Data tied to figure images:
——————
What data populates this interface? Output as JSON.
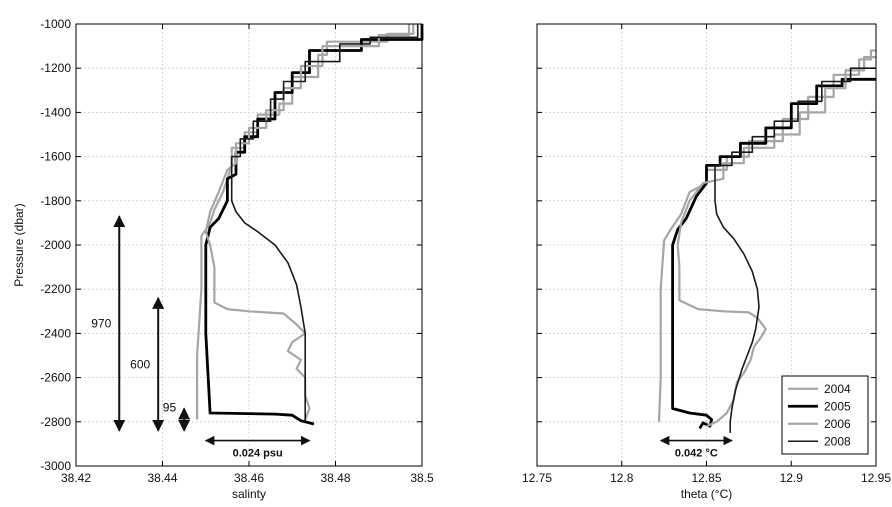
{
  "chart_data": [
    {
      "type": "line",
      "xlabel": "salinty",
      "ylabel": "Pressure (dbar)",
      "xlim": [
        38.42,
        38.5
      ],
      "ylim": [
        -3000,
        -1000
      ],
      "xticks": [
        "38.42",
        "38.44",
        "38.46",
        "38.48",
        "38.5"
      ],
      "yticks": [
        "-1000",
        "-1200",
        "-1400",
        "-1600",
        "-1800",
        "-2000",
        "-2200",
        "-2400",
        "-2600",
        "-2800",
        "-3000"
      ],
      "grid": true,
      "series": [
        {
          "name": "2004",
          "color": "#a6a6a6",
          "width": 2.2,
          "points": [
            [
              38.498,
              -1000
            ],
            [
              38.498,
              -1045
            ],
            [
              38.492,
              -1045
            ],
            [
              38.492,
              -1080
            ],
            [
              38.478,
              -1080
            ],
            [
              38.478,
              -1140
            ],
            [
              38.476,
              -1140
            ],
            [
              38.476,
              -1240
            ],
            [
              38.47,
              -1240
            ],
            [
              38.47,
              -1360
            ],
            [
              38.467,
              -1360
            ],
            [
              38.467,
              -1410
            ],
            [
              38.462,
              -1410
            ],
            [
              38.462,
              -1490
            ],
            [
              38.459,
              -1490
            ],
            [
              38.459,
              -1560
            ],
            [
              38.456,
              -1560
            ],
            [
              38.456,
              -1640
            ],
            [
              38.455,
              -1700
            ],
            [
              38.454,
              -1760
            ],
            [
              38.452,
              -1840
            ],
            [
              38.451,
              -1900
            ],
            [
              38.449,
              -1960
            ],
            [
              38.449,
              -2200
            ],
            [
              38.448,
              -2500
            ],
            [
              38.448,
              -2790
            ]
          ]
        },
        {
          "name": "2005",
          "color": "#000000",
          "width": 2.8,
          "points": [
            [
              38.5,
              -1000
            ],
            [
              38.5,
              -1070
            ],
            [
              38.486,
              -1070
            ],
            [
              38.486,
              -1120
            ],
            [
              38.474,
              -1120
            ],
            [
              38.474,
              -1220
            ],
            [
              38.47,
              -1220
            ],
            [
              38.47,
              -1310
            ],
            [
              38.466,
              -1310
            ],
            [
              38.466,
              -1430
            ],
            [
              38.462,
              -1430
            ],
            [
              38.462,
              -1510
            ],
            [
              38.459,
              -1510
            ],
            [
              38.459,
              -1580
            ],
            [
              38.457,
              -1580
            ],
            [
              38.457,
              -1680
            ],
            [
              38.455,
              -1700
            ],
            [
              38.455,
              -1800
            ],
            [
              38.453,
              -1880
            ],
            [
              38.451,
              -1920
            ],
            [
              38.45,
              -2000
            ],
            [
              38.45,
              -2400
            ],
            [
              38.451,
              -2760
            ],
            [
              38.466,
              -2765
            ],
            [
              38.47,
              -2770
            ],
            [
              38.472,
              -2795
            ],
            [
              38.475,
              -2810
            ]
          ]
        },
        {
          "name": "2006",
          "color": "#a6a6a6",
          "width": 2.2,
          "points": [
            [
              38.497,
              -1000
            ],
            [
              38.497,
              -1050
            ],
            [
              38.49,
              -1050
            ],
            [
              38.49,
              -1100
            ],
            [
              38.477,
              -1100
            ],
            [
              38.477,
              -1190
            ],
            [
              38.472,
              -1190
            ],
            [
              38.472,
              -1290
            ],
            [
              38.468,
              -1290
            ],
            [
              38.468,
              -1390
            ],
            [
              38.464,
              -1390
            ],
            [
              38.464,
              -1470
            ],
            [
              38.46,
              -1470
            ],
            [
              38.46,
              -1540
            ],
            [
              38.457,
              -1540
            ],
            [
              38.457,
              -1630
            ],
            [
              38.455,
              -1660
            ],
            [
              38.453,
              -1760
            ],
            [
              38.451,
              -1850
            ],
            [
              38.45,
              -1940
            ],
            [
              38.451,
              -2000
            ],
            [
              38.452,
              -2100
            ],
            [
              38.452,
              -2260
            ],
            [
              38.455,
              -2290
            ],
            [
              38.46,
              -2300
            ],
            [
              38.468,
              -2310
            ],
            [
              38.471,
              -2360
            ],
            [
              38.473,
              -2400
            ],
            [
              38.47,
              -2440
            ],
            [
              38.469,
              -2480
            ],
            [
              38.472,
              -2520
            ],
            [
              38.471,
              -2560
            ],
            [
              38.473,
              -2600
            ],
            [
              38.473,
              -2680
            ],
            [
              38.474,
              -2740
            ],
            [
              38.473,
              -2790
            ]
          ]
        },
        {
          "name": "2008",
          "color": "#1a1a1a",
          "width": 1.6,
          "points": [
            [
              38.499,
              -1000
            ],
            [
              38.499,
              -1060
            ],
            [
              38.488,
              -1060
            ],
            [
              38.488,
              -1090
            ],
            [
              38.481,
              -1090
            ],
            [
              38.481,
              -1170
            ],
            [
              38.473,
              -1170
            ],
            [
              38.473,
              -1260
            ],
            [
              38.468,
              -1260
            ],
            [
              38.468,
              -1340
            ],
            [
              38.465,
              -1340
            ],
            [
              38.465,
              -1440
            ],
            [
              38.461,
              -1440
            ],
            [
              38.461,
              -1520
            ],
            [
              38.458,
              -1520
            ],
            [
              38.458,
              -1600
            ],
            [
              38.456,
              -1600
            ],
            [
              38.456,
              -1700
            ],
            [
              38.456,
              -1800
            ],
            [
              38.457,
              -1850
            ],
            [
              38.459,
              -1900
            ],
            [
              38.462,
              -1940
            ],
            [
              38.466,
              -2000
            ],
            [
              38.469,
              -2080
            ],
            [
              38.471,
              -2180
            ],
            [
              38.472,
              -2280
            ],
            [
              38.473,
              -2400
            ],
            [
              38.473,
              -2550
            ],
            [
              38.473,
              -2700
            ],
            [
              38.473,
              -2800
            ]
          ]
        }
      ],
      "annotations": [
        {
          "type": "range-arrow",
          "axis": "y",
          "x": 38.43,
          "from": -1870,
          "to": -2840,
          "label": "970"
        },
        {
          "type": "range-arrow",
          "axis": "y",
          "x": 38.439,
          "from": -2240,
          "to": -2840,
          "label": "600"
        },
        {
          "type": "range-arrow",
          "axis": "y",
          "x": 38.445,
          "from": -2740,
          "to": -2840,
          "label": "95"
        },
        {
          "type": "range-arrow",
          "axis": "x",
          "y": -2885,
          "from": 38.45,
          "to": 38.474,
          "label": "0.024 psu"
        }
      ]
    },
    {
      "type": "line",
      "xlabel": "theta  (°C)",
      "ylabel": "",
      "xlim": [
        12.75,
        12.95
      ],
      "ylim": [
        -3000,
        -1000
      ],
      "xticks": [
        "12.75",
        "12.8",
        "12.85",
        "12.9",
        "12.95"
      ],
      "grid": true,
      "legend": "bottom-right",
      "series": [
        {
          "name": "2004",
          "color": "#a6a6a6",
          "width": 2.2,
          "points": [
            [
              12.95,
              -1120
            ],
            [
              12.947,
              -1120
            ],
            [
              12.947,
              -1160
            ],
            [
              12.94,
              -1160
            ],
            [
              12.94,
              -1230
            ],
            [
              12.925,
              -1230
            ],
            [
              12.925,
              -1330
            ],
            [
              12.91,
              -1330
            ],
            [
              12.91,
              -1430
            ],
            [
              12.895,
              -1430
            ],
            [
              12.895,
              -1530
            ],
            [
              12.875,
              -1530
            ],
            [
              12.875,
              -1600
            ],
            [
              12.862,
              -1600
            ],
            [
              12.862,
              -1660
            ],
            [
              12.85,
              -1660
            ],
            [
              12.85,
              -1720
            ],
            [
              12.84,
              -1760
            ],
            [
              12.835,
              -1860
            ],
            [
              12.828,
              -1940
            ],
            [
              12.825,
              -1980
            ],
            [
              12.823,
              -2200
            ],
            [
              12.823,
              -2600
            ],
            [
              12.822,
              -2800
            ]
          ]
        },
        {
          "name": "2005",
          "color": "#000000",
          "width": 2.8,
          "points": [
            [
              12.95,
              -1250
            ],
            [
              12.93,
              -1250
            ],
            [
              12.93,
              -1280
            ],
            [
              12.915,
              -1280
            ],
            [
              12.915,
              -1360
            ],
            [
              12.9,
              -1360
            ],
            [
              12.9,
              -1470
            ],
            [
              12.885,
              -1470
            ],
            [
              12.885,
              -1540
            ],
            [
              12.87,
              -1540
            ],
            [
              12.87,
              -1600
            ],
            [
              12.858,
              -1600
            ],
            [
              12.858,
              -1640
            ],
            [
              12.85,
              -1640
            ],
            [
              12.85,
              -1720
            ],
            [
              12.844,
              -1780
            ],
            [
              12.838,
              -1880
            ],
            [
              12.833,
              -1930
            ],
            [
              12.83,
              -2000
            ],
            [
              12.83,
              -2500
            ],
            [
              12.83,
              -2740
            ],
            [
              12.84,
              -2760
            ],
            [
              12.85,
              -2770
            ],
            [
              12.853,
              -2790
            ],
            [
              12.852,
              -2820
            ],
            [
              12.848,
              -2805
            ],
            [
              12.846,
              -2830
            ]
          ]
        },
        {
          "name": "2006",
          "color": "#a6a6a6",
          "width": 2.2,
          "points": [
            [
              12.95,
              -1150
            ],
            [
              12.943,
              -1150
            ],
            [
              12.943,
              -1210
            ],
            [
              12.932,
              -1210
            ],
            [
              12.932,
              -1290
            ],
            [
              12.92,
              -1290
            ],
            [
              12.92,
              -1400
            ],
            [
              12.905,
              -1400
            ],
            [
              12.905,
              -1500
            ],
            [
              12.89,
              -1500
            ],
            [
              12.89,
              -1560
            ],
            [
              12.872,
              -1560
            ],
            [
              12.872,
              -1630
            ],
            [
              12.86,
              -1630
            ],
            [
              12.86,
              -1700
            ],
            [
              12.848,
              -1720
            ],
            [
              12.84,
              -1800
            ],
            [
              12.835,
              -1900
            ],
            [
              12.833,
              -2000
            ],
            [
              12.834,
              -2100
            ],
            [
              12.834,
              -2250
            ],
            [
              12.845,
              -2290
            ],
            [
              12.86,
              -2300
            ],
            [
              12.875,
              -2305
            ],
            [
              12.88,
              -2330
            ],
            [
              12.885,
              -2380
            ],
            [
              12.882,
              -2420
            ],
            [
              12.878,
              -2460
            ],
            [
              12.876,
              -2520
            ],
            [
              12.872,
              -2580
            ],
            [
              12.868,
              -2620
            ],
            [
              12.866,
              -2700
            ],
            [
              12.862,
              -2760
            ],
            [
              12.856,
              -2800
            ],
            [
              12.85,
              -2820
            ]
          ]
        },
        {
          "name": "2008",
          "color": "#1a1a1a",
          "width": 1.6,
          "points": [
            [
              12.95,
              -1200
            ],
            [
              12.935,
              -1200
            ],
            [
              12.935,
              -1260
            ],
            [
              12.918,
              -1260
            ],
            [
              12.918,
              -1350
            ],
            [
              12.904,
              -1350
            ],
            [
              12.904,
              -1440
            ],
            [
              12.89,
              -1440
            ],
            [
              12.89,
              -1510
            ],
            [
              12.877,
              -1510
            ],
            [
              12.877,
              -1580
            ],
            [
              12.865,
              -1580
            ],
            [
              12.865,
              -1640
            ],
            [
              12.855,
              -1640
            ],
            [
              12.855,
              -1700
            ],
            [
              12.855,
              -1800
            ],
            [
              12.856,
              -1860
            ],
            [
              12.86,
              -1920
            ],
            [
              12.866,
              -1970
            ],
            [
              12.872,
              -2040
            ],
            [
              12.877,
              -2120
            ],
            [
              12.88,
              -2200
            ],
            [
              12.881,
              -2280
            ],
            [
              12.879,
              -2380
            ],
            [
              12.877,
              -2440
            ],
            [
              12.874,
              -2500
            ],
            [
              12.871,
              -2560
            ],
            [
              12.867,
              -2660
            ],
            [
              12.865,
              -2740
            ],
            [
              12.864,
              -2800
            ],
            [
              12.864,
              -2850
            ]
          ]
        }
      ],
      "annotations": [
        {
          "type": "range-arrow",
          "axis": "x",
          "y": -2885,
          "from": 12.823,
          "to": 12.865,
          "label": "0.042 °C"
        }
      ]
    }
  ]
}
——————
• WHAT YOU WILL DO: Scan the entries above and work out how many lines include the word "from"; the reply is that number alone.

• THE OUTPUT: 5